» TASK GOAL
Whenever a line below holds the word "equation", copy that line.

[Data tied to figure images]
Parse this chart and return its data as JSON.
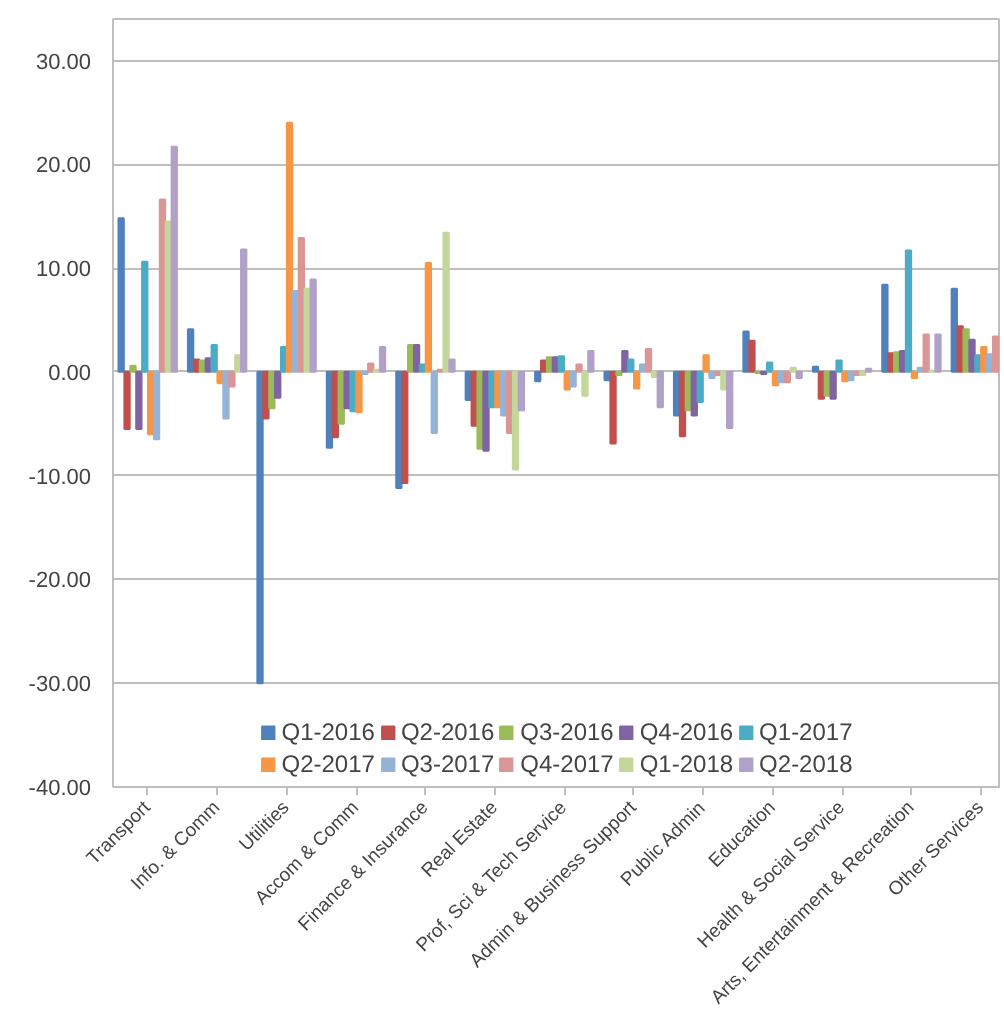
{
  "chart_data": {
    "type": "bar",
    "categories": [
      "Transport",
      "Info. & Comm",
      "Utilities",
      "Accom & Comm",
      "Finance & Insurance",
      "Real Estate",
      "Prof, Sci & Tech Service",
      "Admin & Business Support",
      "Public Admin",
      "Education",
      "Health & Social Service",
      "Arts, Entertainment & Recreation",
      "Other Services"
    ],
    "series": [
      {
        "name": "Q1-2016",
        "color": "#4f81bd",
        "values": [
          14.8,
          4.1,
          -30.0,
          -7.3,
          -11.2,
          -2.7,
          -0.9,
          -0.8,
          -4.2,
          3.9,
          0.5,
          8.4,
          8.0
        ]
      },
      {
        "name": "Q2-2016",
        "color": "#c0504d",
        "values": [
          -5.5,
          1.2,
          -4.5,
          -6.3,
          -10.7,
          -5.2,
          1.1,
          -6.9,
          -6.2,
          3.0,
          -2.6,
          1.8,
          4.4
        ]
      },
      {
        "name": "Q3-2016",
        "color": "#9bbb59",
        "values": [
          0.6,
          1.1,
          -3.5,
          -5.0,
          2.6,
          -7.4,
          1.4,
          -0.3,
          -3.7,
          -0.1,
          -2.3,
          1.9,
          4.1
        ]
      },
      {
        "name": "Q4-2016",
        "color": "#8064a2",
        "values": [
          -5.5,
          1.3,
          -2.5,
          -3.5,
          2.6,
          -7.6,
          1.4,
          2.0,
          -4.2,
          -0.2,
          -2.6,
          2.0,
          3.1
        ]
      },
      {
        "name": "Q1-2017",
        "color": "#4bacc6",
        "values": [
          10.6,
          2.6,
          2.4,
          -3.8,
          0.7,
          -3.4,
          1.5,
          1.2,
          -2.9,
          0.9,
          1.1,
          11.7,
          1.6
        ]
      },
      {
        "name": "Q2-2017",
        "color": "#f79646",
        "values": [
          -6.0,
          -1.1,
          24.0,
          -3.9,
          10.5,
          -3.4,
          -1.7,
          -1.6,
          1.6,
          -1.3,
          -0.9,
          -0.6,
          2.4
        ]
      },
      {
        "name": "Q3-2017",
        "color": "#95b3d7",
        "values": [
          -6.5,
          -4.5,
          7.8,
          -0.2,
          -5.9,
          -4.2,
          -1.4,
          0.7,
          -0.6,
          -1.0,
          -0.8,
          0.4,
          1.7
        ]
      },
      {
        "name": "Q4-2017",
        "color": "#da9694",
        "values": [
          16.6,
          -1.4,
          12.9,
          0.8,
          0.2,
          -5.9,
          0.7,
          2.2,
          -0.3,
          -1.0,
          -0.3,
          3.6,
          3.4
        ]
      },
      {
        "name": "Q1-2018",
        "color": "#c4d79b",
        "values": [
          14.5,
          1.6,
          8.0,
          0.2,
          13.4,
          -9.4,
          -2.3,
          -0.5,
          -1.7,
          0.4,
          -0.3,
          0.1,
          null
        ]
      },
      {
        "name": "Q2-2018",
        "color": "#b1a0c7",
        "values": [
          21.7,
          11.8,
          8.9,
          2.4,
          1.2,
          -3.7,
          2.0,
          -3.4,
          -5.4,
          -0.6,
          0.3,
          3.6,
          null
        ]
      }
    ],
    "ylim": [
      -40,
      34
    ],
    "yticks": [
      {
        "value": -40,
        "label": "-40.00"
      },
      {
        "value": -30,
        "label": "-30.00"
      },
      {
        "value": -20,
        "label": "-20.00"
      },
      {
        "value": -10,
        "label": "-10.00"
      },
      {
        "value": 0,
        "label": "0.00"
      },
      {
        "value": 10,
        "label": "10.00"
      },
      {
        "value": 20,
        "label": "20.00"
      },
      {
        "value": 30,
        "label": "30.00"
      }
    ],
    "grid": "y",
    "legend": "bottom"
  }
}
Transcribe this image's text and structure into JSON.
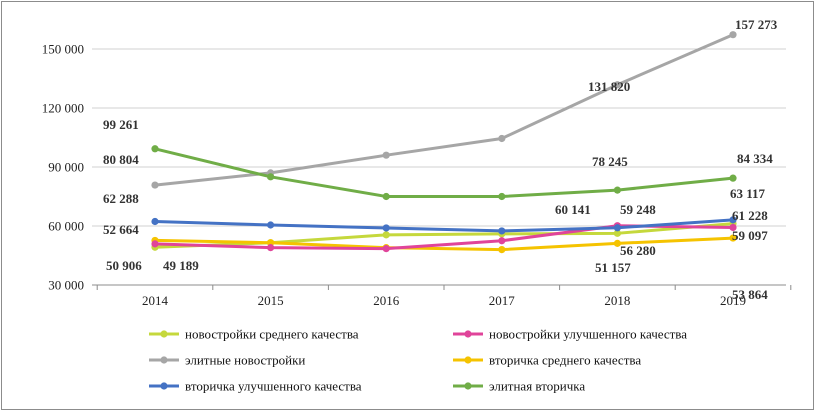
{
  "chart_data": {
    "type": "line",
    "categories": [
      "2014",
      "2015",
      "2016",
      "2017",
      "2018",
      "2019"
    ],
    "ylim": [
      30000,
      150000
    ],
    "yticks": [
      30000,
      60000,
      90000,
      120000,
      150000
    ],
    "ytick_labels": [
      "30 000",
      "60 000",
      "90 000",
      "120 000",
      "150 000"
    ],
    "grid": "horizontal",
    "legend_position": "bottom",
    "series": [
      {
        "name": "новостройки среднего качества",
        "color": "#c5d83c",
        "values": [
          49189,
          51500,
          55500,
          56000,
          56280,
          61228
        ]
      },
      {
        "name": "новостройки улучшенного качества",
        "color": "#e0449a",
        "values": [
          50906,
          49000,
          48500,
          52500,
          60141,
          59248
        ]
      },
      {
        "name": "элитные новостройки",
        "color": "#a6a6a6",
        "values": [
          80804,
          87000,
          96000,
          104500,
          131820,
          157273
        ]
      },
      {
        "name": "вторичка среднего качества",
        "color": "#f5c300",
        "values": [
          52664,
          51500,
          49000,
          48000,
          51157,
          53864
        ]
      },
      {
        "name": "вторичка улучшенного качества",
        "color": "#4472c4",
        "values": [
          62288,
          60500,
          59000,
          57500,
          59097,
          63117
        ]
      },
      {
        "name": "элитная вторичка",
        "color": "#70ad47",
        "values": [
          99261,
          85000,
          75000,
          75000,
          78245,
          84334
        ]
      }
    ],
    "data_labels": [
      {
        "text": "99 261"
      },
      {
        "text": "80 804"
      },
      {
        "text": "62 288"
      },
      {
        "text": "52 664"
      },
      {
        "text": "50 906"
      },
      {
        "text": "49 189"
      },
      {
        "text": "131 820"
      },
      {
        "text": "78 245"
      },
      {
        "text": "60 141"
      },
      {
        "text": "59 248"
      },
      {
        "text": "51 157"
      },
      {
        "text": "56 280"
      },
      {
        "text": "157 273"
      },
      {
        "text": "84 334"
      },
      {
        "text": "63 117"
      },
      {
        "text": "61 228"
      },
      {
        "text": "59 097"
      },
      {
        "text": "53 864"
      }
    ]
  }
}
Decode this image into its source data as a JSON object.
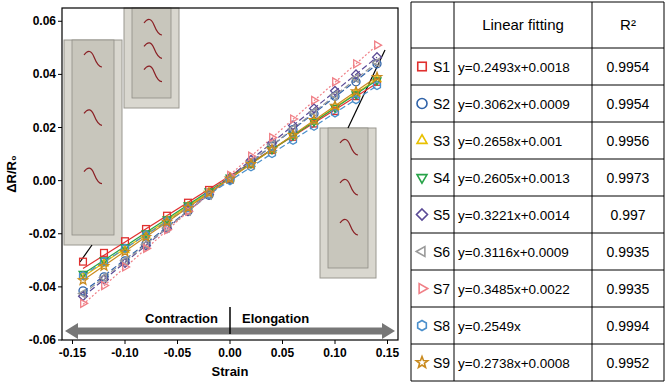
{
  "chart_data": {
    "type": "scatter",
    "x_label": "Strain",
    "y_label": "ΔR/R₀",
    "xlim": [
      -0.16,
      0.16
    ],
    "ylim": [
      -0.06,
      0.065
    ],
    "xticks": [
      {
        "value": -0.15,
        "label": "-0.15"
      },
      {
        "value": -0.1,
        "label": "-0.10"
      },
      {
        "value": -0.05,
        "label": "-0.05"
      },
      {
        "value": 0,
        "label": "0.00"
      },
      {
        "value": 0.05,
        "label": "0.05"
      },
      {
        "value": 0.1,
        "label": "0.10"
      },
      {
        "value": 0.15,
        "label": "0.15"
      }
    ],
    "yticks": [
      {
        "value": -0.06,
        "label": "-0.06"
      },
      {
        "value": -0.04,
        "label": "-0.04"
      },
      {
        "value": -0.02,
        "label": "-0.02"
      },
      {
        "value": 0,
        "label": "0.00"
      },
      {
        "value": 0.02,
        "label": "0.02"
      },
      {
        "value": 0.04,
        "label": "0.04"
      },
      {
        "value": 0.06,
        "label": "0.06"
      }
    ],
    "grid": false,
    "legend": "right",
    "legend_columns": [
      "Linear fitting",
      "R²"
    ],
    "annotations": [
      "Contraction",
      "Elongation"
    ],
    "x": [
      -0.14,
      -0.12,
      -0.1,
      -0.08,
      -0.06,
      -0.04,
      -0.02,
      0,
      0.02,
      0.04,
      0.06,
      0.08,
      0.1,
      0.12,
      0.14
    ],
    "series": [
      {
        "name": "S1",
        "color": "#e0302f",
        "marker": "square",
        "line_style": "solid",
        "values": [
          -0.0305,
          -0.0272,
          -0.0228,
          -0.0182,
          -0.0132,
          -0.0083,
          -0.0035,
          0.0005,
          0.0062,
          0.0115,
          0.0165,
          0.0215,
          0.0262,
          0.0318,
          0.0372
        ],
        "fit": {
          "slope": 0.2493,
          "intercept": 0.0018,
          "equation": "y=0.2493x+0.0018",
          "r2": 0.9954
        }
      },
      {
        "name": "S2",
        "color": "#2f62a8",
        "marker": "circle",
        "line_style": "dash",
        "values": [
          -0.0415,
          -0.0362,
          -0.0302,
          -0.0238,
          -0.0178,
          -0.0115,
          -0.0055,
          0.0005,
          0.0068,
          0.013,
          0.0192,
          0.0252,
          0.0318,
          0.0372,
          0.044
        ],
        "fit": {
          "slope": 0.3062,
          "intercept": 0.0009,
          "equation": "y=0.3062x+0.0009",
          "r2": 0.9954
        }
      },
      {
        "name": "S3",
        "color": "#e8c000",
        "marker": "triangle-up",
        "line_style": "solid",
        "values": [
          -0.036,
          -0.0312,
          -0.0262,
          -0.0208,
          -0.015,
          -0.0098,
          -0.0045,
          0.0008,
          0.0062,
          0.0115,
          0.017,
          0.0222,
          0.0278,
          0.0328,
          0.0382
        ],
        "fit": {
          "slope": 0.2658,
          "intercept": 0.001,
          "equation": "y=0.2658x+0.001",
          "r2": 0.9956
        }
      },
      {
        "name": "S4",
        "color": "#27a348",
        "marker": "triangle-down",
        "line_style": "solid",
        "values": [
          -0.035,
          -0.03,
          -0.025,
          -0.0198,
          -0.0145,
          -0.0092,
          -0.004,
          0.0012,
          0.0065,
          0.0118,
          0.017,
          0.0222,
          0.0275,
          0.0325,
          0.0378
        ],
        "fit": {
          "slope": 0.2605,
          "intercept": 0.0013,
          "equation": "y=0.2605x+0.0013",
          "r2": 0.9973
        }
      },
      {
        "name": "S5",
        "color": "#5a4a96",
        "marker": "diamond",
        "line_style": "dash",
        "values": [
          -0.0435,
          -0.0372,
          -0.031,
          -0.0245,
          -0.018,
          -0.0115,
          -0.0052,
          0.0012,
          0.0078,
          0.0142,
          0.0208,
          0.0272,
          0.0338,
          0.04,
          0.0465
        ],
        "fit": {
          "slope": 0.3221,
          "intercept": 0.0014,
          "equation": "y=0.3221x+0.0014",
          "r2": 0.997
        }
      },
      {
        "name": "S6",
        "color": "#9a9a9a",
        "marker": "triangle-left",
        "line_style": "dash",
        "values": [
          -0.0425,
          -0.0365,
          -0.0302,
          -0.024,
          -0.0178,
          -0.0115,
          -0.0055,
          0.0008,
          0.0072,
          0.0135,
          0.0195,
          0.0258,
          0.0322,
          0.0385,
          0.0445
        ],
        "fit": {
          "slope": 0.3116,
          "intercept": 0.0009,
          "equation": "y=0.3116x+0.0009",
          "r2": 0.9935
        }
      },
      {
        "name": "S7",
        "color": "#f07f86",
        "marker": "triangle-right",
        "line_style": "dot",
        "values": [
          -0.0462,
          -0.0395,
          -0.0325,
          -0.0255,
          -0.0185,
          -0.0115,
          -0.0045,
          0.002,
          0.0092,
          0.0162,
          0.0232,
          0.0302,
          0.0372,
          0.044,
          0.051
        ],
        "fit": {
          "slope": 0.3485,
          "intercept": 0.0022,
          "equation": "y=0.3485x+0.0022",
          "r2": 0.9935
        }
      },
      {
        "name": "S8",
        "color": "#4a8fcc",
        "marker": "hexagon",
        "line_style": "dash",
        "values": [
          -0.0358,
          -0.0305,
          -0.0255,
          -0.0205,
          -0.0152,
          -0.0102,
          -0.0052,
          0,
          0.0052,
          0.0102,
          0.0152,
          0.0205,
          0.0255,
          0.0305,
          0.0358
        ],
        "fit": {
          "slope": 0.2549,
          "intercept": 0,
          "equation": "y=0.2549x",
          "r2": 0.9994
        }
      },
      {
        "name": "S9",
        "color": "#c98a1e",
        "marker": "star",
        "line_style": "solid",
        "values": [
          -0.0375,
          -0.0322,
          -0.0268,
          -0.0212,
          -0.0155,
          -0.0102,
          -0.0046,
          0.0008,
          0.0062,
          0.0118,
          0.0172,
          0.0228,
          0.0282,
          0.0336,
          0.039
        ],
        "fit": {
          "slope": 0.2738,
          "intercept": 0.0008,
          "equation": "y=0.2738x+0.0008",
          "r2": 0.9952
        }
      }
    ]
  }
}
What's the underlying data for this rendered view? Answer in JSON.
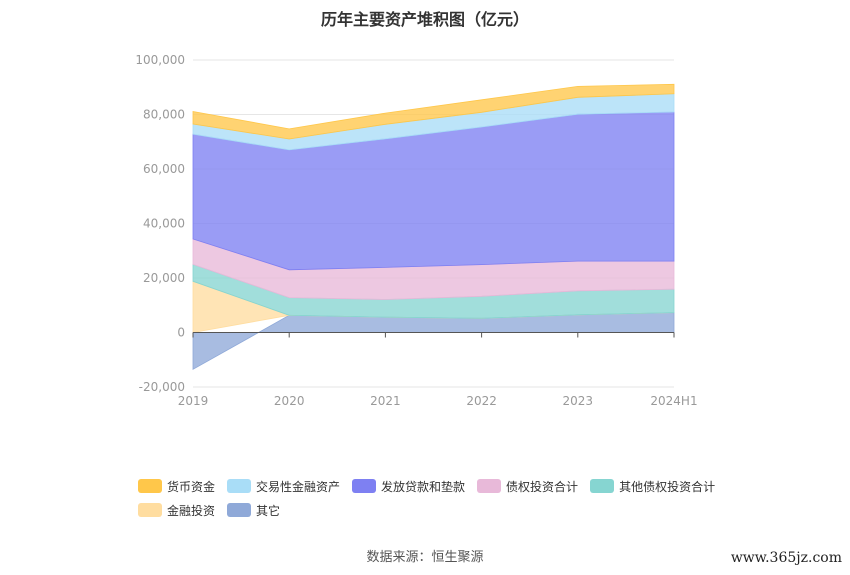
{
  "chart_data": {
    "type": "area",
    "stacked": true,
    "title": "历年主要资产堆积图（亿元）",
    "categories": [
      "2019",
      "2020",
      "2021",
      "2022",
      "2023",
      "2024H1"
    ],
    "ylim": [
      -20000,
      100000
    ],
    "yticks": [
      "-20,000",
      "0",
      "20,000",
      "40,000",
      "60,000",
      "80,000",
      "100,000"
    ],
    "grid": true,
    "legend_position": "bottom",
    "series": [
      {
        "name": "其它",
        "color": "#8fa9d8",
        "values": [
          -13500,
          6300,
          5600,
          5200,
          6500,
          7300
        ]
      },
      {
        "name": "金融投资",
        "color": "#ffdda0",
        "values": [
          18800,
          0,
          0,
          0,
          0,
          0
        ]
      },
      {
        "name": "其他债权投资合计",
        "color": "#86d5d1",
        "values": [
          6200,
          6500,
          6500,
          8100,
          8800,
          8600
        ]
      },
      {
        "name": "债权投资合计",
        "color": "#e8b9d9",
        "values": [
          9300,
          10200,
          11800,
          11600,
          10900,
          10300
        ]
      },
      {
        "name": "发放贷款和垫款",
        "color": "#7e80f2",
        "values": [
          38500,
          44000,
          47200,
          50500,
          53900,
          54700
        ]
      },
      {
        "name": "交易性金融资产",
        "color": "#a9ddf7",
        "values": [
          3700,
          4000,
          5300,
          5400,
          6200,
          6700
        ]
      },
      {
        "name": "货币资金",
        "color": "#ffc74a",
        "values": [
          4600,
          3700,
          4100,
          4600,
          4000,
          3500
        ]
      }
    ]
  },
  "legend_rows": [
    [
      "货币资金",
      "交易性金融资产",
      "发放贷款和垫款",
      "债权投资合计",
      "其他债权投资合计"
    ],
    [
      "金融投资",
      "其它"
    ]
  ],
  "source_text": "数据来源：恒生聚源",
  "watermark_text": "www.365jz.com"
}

» WORKED SOLUTION
          "equation": "y=0.2493x+0.0018",
          "equation": "y=0.3062x+0.0009",
          "equation": "y=0.2658x+0.001",
          "equation": "y=0.2605x+0.0013",
          "equation": "y=0.3221x+0.0014",
          "equation": "y=0.3116x+0.0009",
          "equation": "y=0.3485x+0.0022",
          "equation": "y=0.2549x",
          "equation": "y=0.2738x+0.0008",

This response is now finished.